● **RECORDS FOR THIS EXERCISE**
+---+
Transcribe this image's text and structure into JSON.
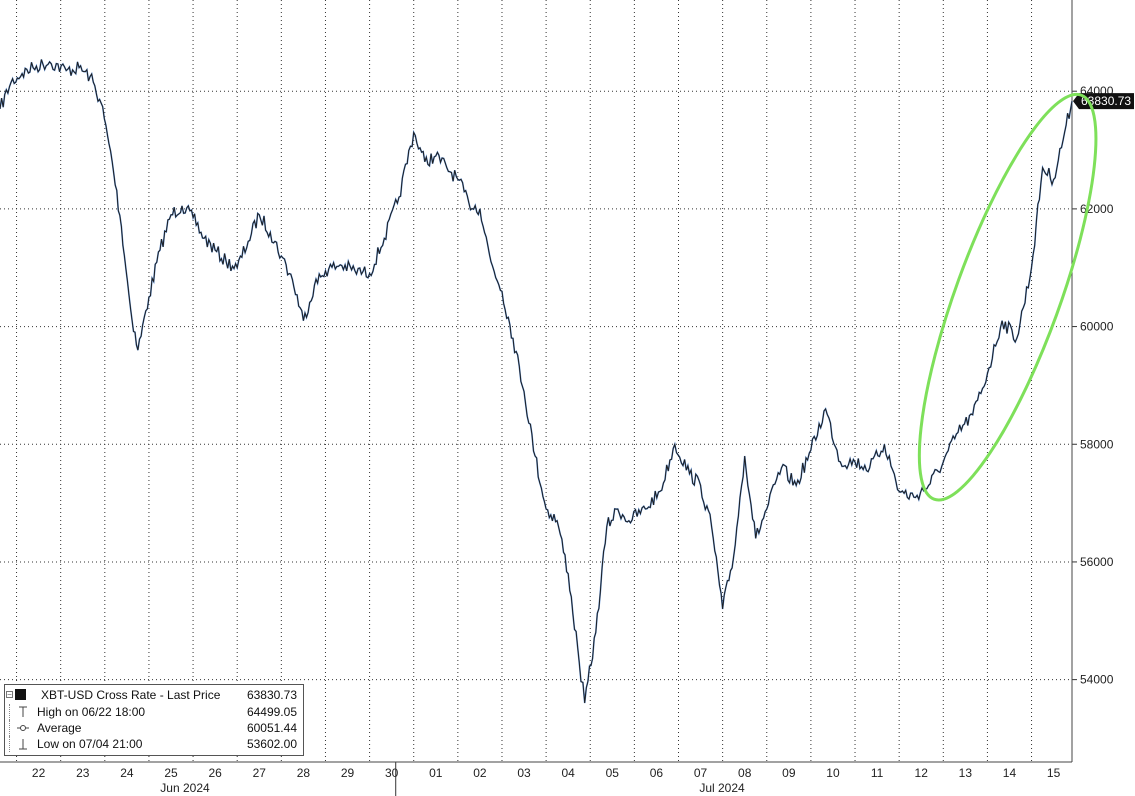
{
  "colors": {
    "price_line": "#1f1f1f",
    "price_line_highlight": "#3a7bd5",
    "grid": "#333333",
    "highlight_ellipse": "#7ee05a",
    "last_price_tag_bg": "#111111",
    "last_price_tag_text": "#ffffff"
  },
  "axis": {
    "y_ticks": [
      "64000",
      "62000",
      "60000",
      "58000",
      "56000",
      "54000"
    ],
    "x_ticks": [
      "22",
      "23",
      "24",
      "25",
      "26",
      "27",
      "28",
      "29",
      "30",
      "01",
      "02",
      "03",
      "04",
      "05",
      "06",
      "07",
      "08",
      "09",
      "10",
      "11",
      "12",
      "13",
      "14",
      "15"
    ],
    "months": [
      "Jun 2024",
      "Jul 2024"
    ],
    "last_price_tag": "63830.73"
  },
  "legend": {
    "title": "XBT-USD Cross Rate - Last Price",
    "title_value": "63830.73",
    "high_label": "High on 06/22 18:00",
    "high_value": "64499.05",
    "avg_label": "Average",
    "avg_value": "60051.44",
    "low_label": "Low on 07/04 21:00",
    "low_value": "53602.00"
  },
  "chart_data": {
    "type": "line",
    "title": "",
    "xlabel": "",
    "ylabel": "",
    "ylim": [
      52600,
      65550
    ],
    "x_range_days": [
      "2024-06-21T15:00",
      "2024-07-15T22:00"
    ],
    "y_axis_side": "right",
    "grid": "dotted",
    "legend_position": "bottom-left",
    "annotation": "green ellipse highlighting rally on Jul 13-15",
    "series": [
      {
        "name": "XBT-USD Cross Rate - Last Price",
        "x": [
          "2024-06-21T15:00",
          "2024-06-21T21:00",
          "2024-06-22T03:00",
          "2024-06-22T09:00",
          "2024-06-22T18:00",
          "2024-06-23T03:00",
          "2024-06-23T10:00",
          "2024-06-23T16:00",
          "2024-06-23T22:00",
          "2024-06-24T04:00",
          "2024-06-24T09:00",
          "2024-06-24T14:00",
          "2024-06-24T18:00",
          "2024-06-25T00:00",
          "2024-06-25T06:00",
          "2024-06-25T12:00",
          "2024-06-25T18:00",
          "2024-06-26T00:00",
          "2024-06-26T06:00",
          "2024-06-26T12:00",
          "2024-06-26T18:00",
          "2024-06-27T00:00",
          "2024-06-27T06:00",
          "2024-06-27T12:00",
          "2024-06-27T18:00",
          "2024-06-28T00:00",
          "2024-06-28T06:00",
          "2024-06-28T12:00",
          "2024-06-28T18:00",
          "2024-06-29T00:00",
          "2024-06-29T08:00",
          "2024-06-29T16:00",
          "2024-06-30T00:00",
          "2024-06-30T08:00",
          "2024-06-30T16:00",
          "2024-07-01T00:00",
          "2024-07-01T06:00",
          "2024-07-01T12:00",
          "2024-07-01T18:00",
          "2024-07-02T00:00",
          "2024-07-02T06:00",
          "2024-07-02T12:00",
          "2024-07-02T18:00",
          "2024-07-03T00:00",
          "2024-07-03T06:00",
          "2024-07-03T12:00",
          "2024-07-03T18:00",
          "2024-07-04T00:00",
          "2024-07-04T06:00",
          "2024-07-04T12:00",
          "2024-07-04T18:00",
          "2024-07-04T21:00",
          "2024-07-05T03:00",
          "2024-07-05T09:00",
          "2024-07-05T15:00",
          "2024-07-05T21:00",
          "2024-07-06T06:00",
          "2024-07-06T14:00",
          "2024-07-06T22:00",
          "2024-07-07T06:00",
          "2024-07-07T12:00",
          "2024-07-07T18:00",
          "2024-07-08T00:00",
          "2024-07-08T06:00",
          "2024-07-08T12:00",
          "2024-07-08T18:00",
          "2024-07-09T00:00",
          "2024-07-09T08:00",
          "2024-07-09T16:00",
          "2024-07-10T00:00",
          "2024-07-10T08:00",
          "2024-07-10T16:00",
          "2024-07-11T00:00",
          "2024-07-11T08:00",
          "2024-07-11T16:00",
          "2024-07-12T00:00",
          "2024-07-12T08:00",
          "2024-07-12T16:00",
          "2024-07-13T00:00",
          "2024-07-13T08:00",
          "2024-07-13T16:00",
          "2024-07-14T00:00",
          "2024-07-14T08:00",
          "2024-07-14T16:00",
          "2024-07-15T00:00",
          "2024-07-15T06:00",
          "2024-07-15T12:00",
          "2024-07-15T18:00",
          "2024-07-15T22:00"
        ],
        "values": [
          63700,
          64150,
          64300,
          64400,
          64499,
          64350,
          64400,
          64250,
          63800,
          62800,
          61700,
          60300,
          59600,
          60500,
          61300,
          61900,
          62050,
          61850,
          61500,
          61300,
          61100,
          61000,
          61450,
          61900,
          61600,
          61200,
          60800,
          60100,
          60700,
          60950,
          61050,
          60950,
          60900,
          61500,
          62200,
          63300,
          62800,
          62900,
          62700,
          62500,
          62100,
          62000,
          61100,
          60600,
          59800,
          58900,
          57800,
          56900,
          56700,
          55800,
          54300,
          53602,
          54800,
          56600,
          56900,
          56700,
          56900,
          57200,
          58000,
          57500,
          57300,
          56600,
          55200,
          56100,
          57800,
          56400,
          56900,
          57600,
          57300,
          57900,
          58600,
          57700,
          57700,
          57600,
          58000,
          57200,
          57100,
          57300,
          57700,
          58200,
          58500,
          59200,
          60100,
          59800,
          61000,
          62700,
          62500,
          63300,
          63830.73
        ]
      }
    ]
  }
}
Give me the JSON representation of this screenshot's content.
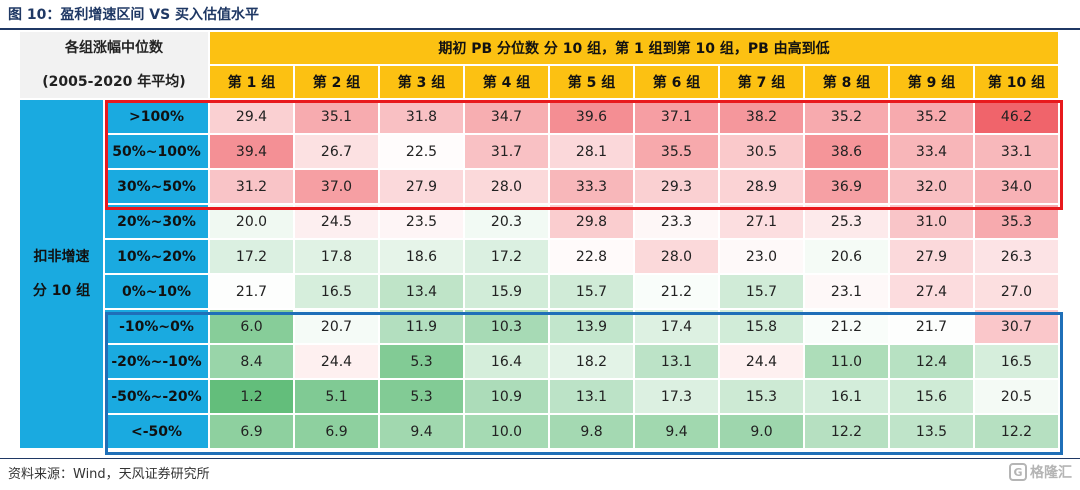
{
  "title": "图 10：盈利增速区间 VS 买入估值水平",
  "header": {
    "left_line1": "各组涨幅中位数",
    "left_line2": "(2005-2020 年平均)",
    "top": "期初 PB 分位数   分 10 组，第 1 组到第 10 组，PB 由高到低",
    "groups": [
      "第 1 组",
      "第 2 组",
      "第 3 组",
      "第 4 组",
      "第 5 组",
      "第 6 组",
      "第 7 组",
      "第 8 组",
      "第 9 组",
      "第 10 组"
    ]
  },
  "side": {
    "line1": "扣非增速",
    "line2": "分 10 组"
  },
  "rows": [
    {
      "label": ">100%",
      "values": [
        "29.4",
        "35.1",
        "31.8",
        "34.7",
        "39.6",
        "37.1",
        "38.2",
        "35.2",
        "35.2",
        "46.2"
      ]
    },
    {
      "label": "50%~100%",
      "values": [
        "39.4",
        "26.7",
        "22.5",
        "31.7",
        "28.1",
        "35.5",
        "30.5",
        "38.6",
        "33.4",
        "33.1"
      ]
    },
    {
      "label": "30%~50%",
      "values": [
        "31.2",
        "37.0",
        "27.9",
        "28.0",
        "33.3",
        "29.3",
        "28.9",
        "36.9",
        "32.0",
        "34.0"
      ]
    },
    {
      "label": "20%~30%",
      "values": [
        "20.0",
        "24.5",
        "23.5",
        "20.3",
        "29.8",
        "23.3",
        "27.1",
        "25.3",
        "31.0",
        "35.3"
      ]
    },
    {
      "label": "10%~20%",
      "values": [
        "17.2",
        "17.8",
        "18.6",
        "17.2",
        "22.8",
        "28.0",
        "23.0",
        "20.6",
        "27.9",
        "26.3"
      ]
    },
    {
      "label": "0%~10%",
      "values": [
        "21.7",
        "16.5",
        "13.4",
        "15.9",
        "15.7",
        "21.2",
        "15.7",
        "23.1",
        "27.4",
        "27.0"
      ]
    },
    {
      "label": "-10%~0%",
      "values": [
        "6.0",
        "20.7",
        "11.9",
        "10.3",
        "13.9",
        "17.4",
        "15.8",
        "21.2",
        "21.7",
        "30.7"
      ]
    },
    {
      "label": "-20%~-10%",
      "values": [
        "8.4",
        "24.4",
        "5.3",
        "16.4",
        "18.2",
        "13.1",
        "24.4",
        "11.0",
        "12.4",
        "16.5"
      ]
    },
    {
      "label": "-50%~-20%",
      "values": [
        "1.2",
        "5.1",
        "5.3",
        "10.9",
        "13.1",
        "17.3",
        "15.3",
        "16.1",
        "15.6",
        "20.5"
      ]
    },
    {
      "label": "<-50%",
      "values": [
        "6.9",
        "6.9",
        "9.4",
        "10.0",
        "9.8",
        "9.4",
        "9.0",
        "12.2",
        "13.5",
        "12.2"
      ]
    }
  ],
  "colors": {
    "title": "#1f3864",
    "header_yellow": "#fcc112",
    "side_blue": "#1aaae0",
    "high_red": "#f0646b",
    "mid_white": "#ffffff",
    "low_green": "#63be7b",
    "red_box": "#e8191d",
    "blue_box": "#1f6fb8"
  },
  "source": "资料来源：Wind，天风证券研究所",
  "watermark": {
    "icon": "gelonghui-logo-icon",
    "text": "格隆汇"
  }
}
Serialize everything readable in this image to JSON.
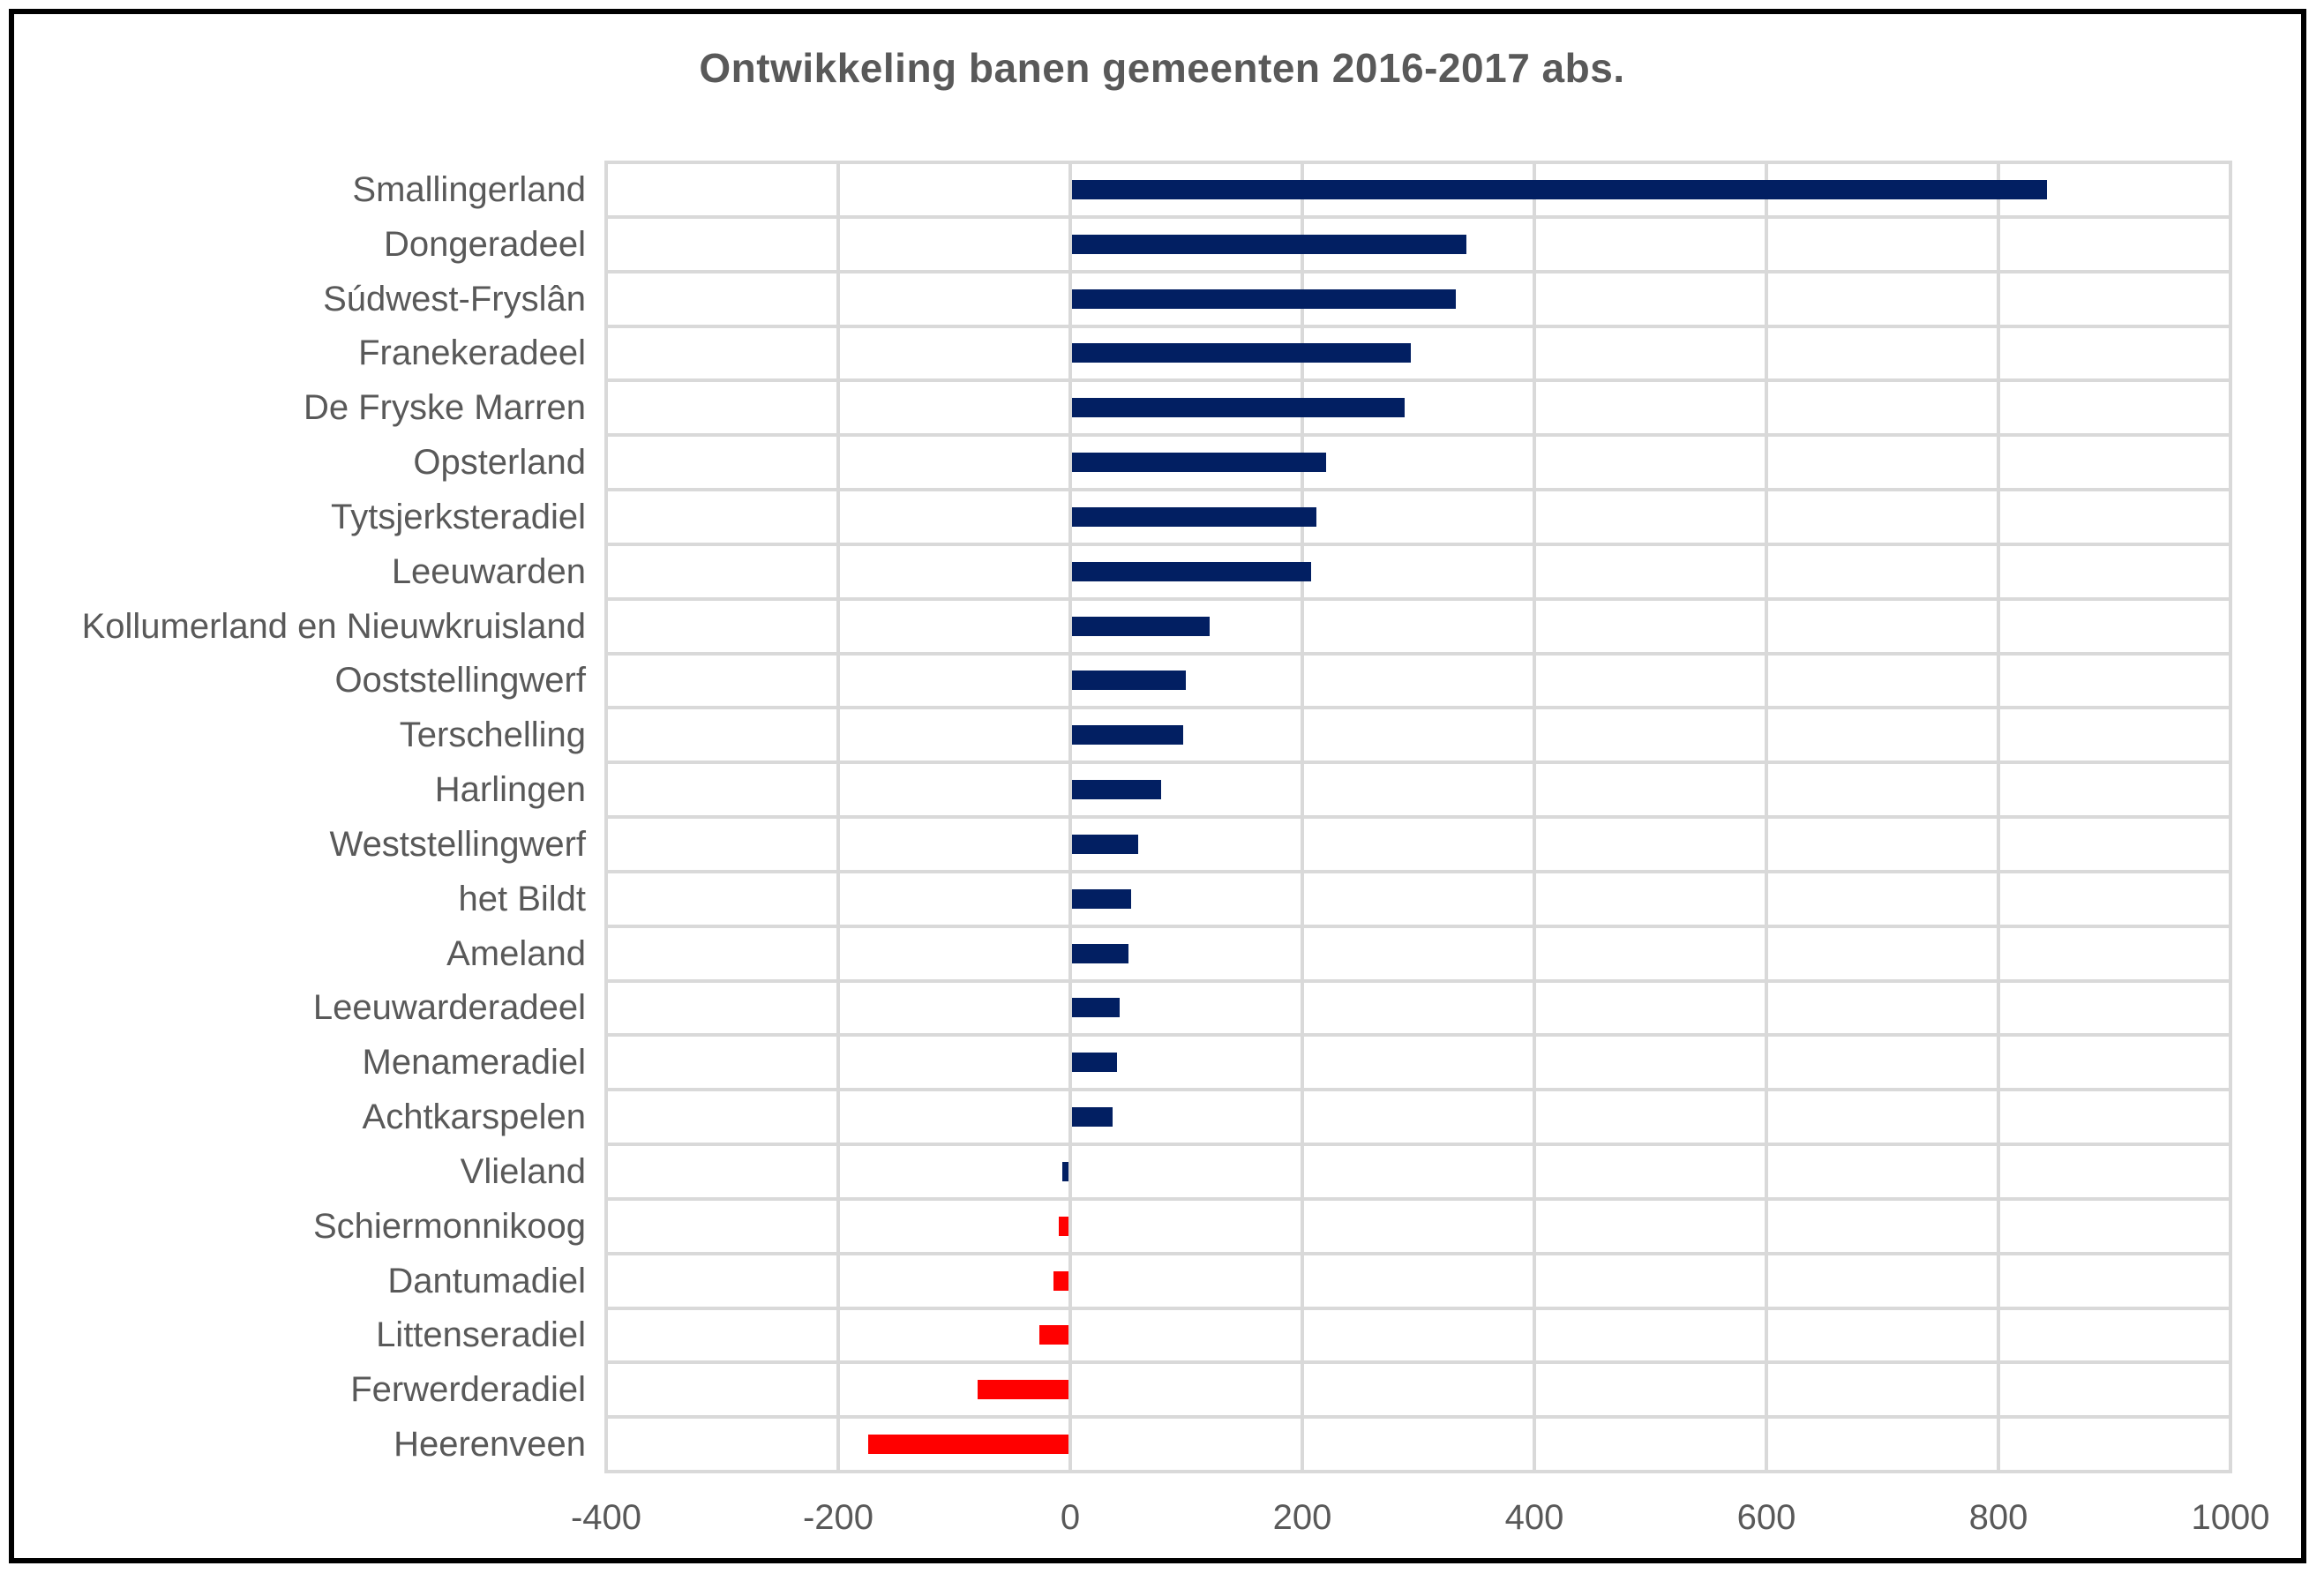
{
  "window": {
    "background": "#ffffff",
    "frame_border_color": "#000000"
  },
  "chart_data": {
    "type": "bar",
    "orientation": "horizontal",
    "title": "Ontwikkeling banen gemeenten 2016-2017 abs.",
    "categories": [
      "Smallingerland",
      "Dongeradeel",
      "Súdwest-Fryslân",
      "Franekeradeel",
      "De Fryske Marren",
      "Opsterland",
      "Tytsjerksteradiel",
      "Leeuwarden",
      "Kollumerland en Nieuwkruisland",
      "Ooststellingwerf",
      "Terschelling",
      "Harlingen",
      "Weststellingwerf",
      "het Bildt",
      "Ameland",
      "Leeuwarderadeel",
      "Menameradiel",
      "Achtkarspelen",
      "Vlieland",
      "Schiermonnikoog",
      "Dantumadiel",
      "Littenseradiel",
      "Ferwerderadiel",
      "Heerenveen"
    ],
    "values": [
      840,
      340,
      331,
      292,
      287,
      219,
      211,
      206,
      119,
      98,
      96,
      77,
      57,
      51,
      49,
      41,
      39,
      35,
      -5,
      -8,
      -13,
      -25,
      -78,
      -173
    ],
    "bar_colors": [
      "#021f62",
      "#021f62",
      "#021f62",
      "#021f62",
      "#021f62",
      "#021f62",
      "#021f62",
      "#021f62",
      "#021f62",
      "#021f62",
      "#021f62",
      "#021f62",
      "#021f62",
      "#021f62",
      "#021f62",
      "#021f62",
      "#021f62",
      "#021f62",
      "#021f62",
      "#ff0000",
      "#ff0000",
      "#ff0000",
      "#ff0000",
      "#ff0000"
    ],
    "xlim": [
      -400,
      1000
    ],
    "x_ticks": [
      -400,
      -200,
      0,
      200,
      400,
      600,
      800,
      1000
    ],
    "x_tick_labels": [
      "-400",
      "-200",
      "0",
      "200",
      "400",
      "600",
      "800",
      "1000"
    ],
    "grid": true,
    "legend_position": "none",
    "colors": {
      "positive": "#021f62",
      "negative": "#ff0000",
      "gridline": "#d9d9d9",
      "axis_text": "#595959",
      "title_text": "#595959"
    }
  }
}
+---+
Check each line of the records above for the string "ffffff", and report every line that has it.

● **EXERCISE SOLUTION**
    "last_price_tag_text": "#ffffff"
    "mid_white": "#ffffff",
    "background": "#ffffff",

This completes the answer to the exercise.